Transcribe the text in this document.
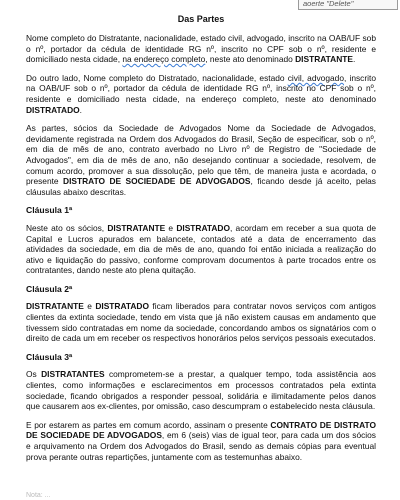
aoerte "Delete"
Das Partes

Nome completo do Distratante, nacionalidade, estado civil, advogado, inscrito na OAB/UF sob o nº, portador da cédula de identidade RG nº, inscrito no CPF sob o nº, residente e domiciliado nesta cidade, na endereço completo, neste ato denominado DISTRATANTE.

Do outro lado, Nome completo do Distratado, nacionalidade, estado civil, advogado, inscrito na OAB/UF sob o nº, portador da cédula de identidade RG nº, inscrito no CPF sob o nº, residente e domiciliado nesta cidade, na endereço completo, neste ato denominado DISTRATADO.

As partes, sócios da Sociedade de Advogados Nome da Sociedade de Advogados, devidamente registrada na Ordem dos Advogados do Brasil, Seção de especificar, sob o nº, em dia de mês de ano, contrato averbado no Livro nº de Registro de "Sociedade de Advogados", em dia de mês de ano, não desejando continuar a sociedade, resolvem, de comum acordo, promover a sua dissolução, pelo que têm, de maneira justa e acordada, o presente DISTRATO DE SOCIEDADE DE ADVOGADOS, ficando desde já aceito, pelas cláusulas abaixo descritas.

Cláusula 1ª

Neste ato os sócios, DISTRATANTE e DISTRATADO, acordam em receber a sua quota de Capital e Lucros apurados em balancete, contados até a data de encerramento das atividades da sociedade, em dia de mês de ano, quando foi então iniciada a realização do ativo e liquidação do passivo, conforme comprovam documentos à parte trocados entre os contratantes, dando neste ato plena quitação.

Cláusula 2ª

DISTRATANTE e DISTRATADO ficam liberados para contratar novos serviços com antigos clientes da extinta sociedade, tendo em vista que já não existem causas em andamento que tivessem sido contratadas em nome da sociedade, concordando ambos os signatários com o direito de cada um em receber os respectivos honorários pelos serviços pessoais executados.

Cláusula 3ª

Os DISTRATANTES comprometem-se a prestar, a qualquer tempo, toda assistência aos clientes, como informações e esclarecimentos em processos contratados pela extinta sociedade, ficando obrigados a responder pessoal, solidária e ilimitadamente pelos danos que causarem aos ex-clientes, por omissão, caso descumpram o estabelecido nesta cláusula.

E por estarem as partes em comum acordo, assinam o presente CONTRATO DE DISTRATO DE SOCIEDADE DE ADVOGADOS, em 6 (seis) vias de igual teor, para cada um dos sócios e arquivamento na Ordem dos Advogados do Brasil, sendo as demais cópias para eventual prova perante outras repartições, juntamente com as testemunhas abaixo.

Nota: ...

________________

**Short problem**: Copy every record character for character. Skip the pictures.

**Task result**:
Transcribe the text in this document.
aoerte "Delete"
Das Partes

Nome completo do Distratante, nacionalidade, estado civil, advogado, inscrito na OAB/UF sob o nº, portador da cédula de identidade RG nº, inscrito no CPF sob o nº, residente e domiciliado nesta cidade, na endereço completo, neste ato denominado DISTRATANTE.

Do outro lado, Nome completo do Distratado, nacionalidade, estado civil, advogado, inscrito na OAB/UF sob o nº, portador da cédula de identidade RG nº, inscrito no CPF sob o nº, residente e domiciliado nesta cidade, na endereço completo, neste ato denominado DISTRATADO.

As partes, sócios da Sociedade de Advogados Nome da Sociedade de Advogados, devidamente registrada na Ordem dos Advogados do Brasil, Seção de especificar, sob o nº, em dia de mês de ano, contrato averbado no Livro nº de Registro de "Sociedade de Advogados", em dia de mês de ano, não desejando continuar a sociedade, resolvem, de comum acordo, promover a sua dissolução, pelo que têm, de maneira justa e acordada, o presente DISTRATO DE SOCIEDADE DE ADVOGADOS, ficando desde já aceito, pelas cláusulas abaixo descritas.

Cláusula 1ª

Neste ato os sócios, DISTRATANTE e DISTRATADO, acordam em receber a sua quota de Capital e Lucros apurados em balancete, contados até a data de encerramento das atividades da sociedade, em dia de mês de ano, quando foi então iniciada a realização do ativo e liquidação do passivo, conforme comprovam documentos à parte trocados entre os contratantes, dando neste ato plena quitação.

Cláusula 2ª

DISTRATANTE e DISTRATADO ficam liberados para contratar novos serviços com antigos clientes da extinta sociedade, tendo em vista que já não existem causas em andamento que tivessem sido contratadas em nome da sociedade, concordando ambos os signatários com o direito de cada um em receber os respectivos honorários pelos serviços pessoais executados.

Cláusula 3ª

Os DISTRATANTES comprometem-se a prestar, a qualquer tempo, toda assistência aos clientes, como informações e esclarecimentos em processos contratados pela extinta sociedade, ficando obrigados a responder pessoal, solidária e ilimitadamente pelos danos que causarem aos ex-clientes, por omissão, caso descumpram o estabelecido nesta cláusula.

E por estarem as partes em comum acordo, assinam o presente CONTRATO DE DISTRATO DE SOCIEDADE DE ADVOGADOS, em 6 (seis) vias de igual teor, para cada um dos sócios e arquivamento na Ordem dos Advogados do Brasil, sendo as demais cópias para eventual prova perante outras repartições, juntamente com as testemunhas abaixo.

Nota: ...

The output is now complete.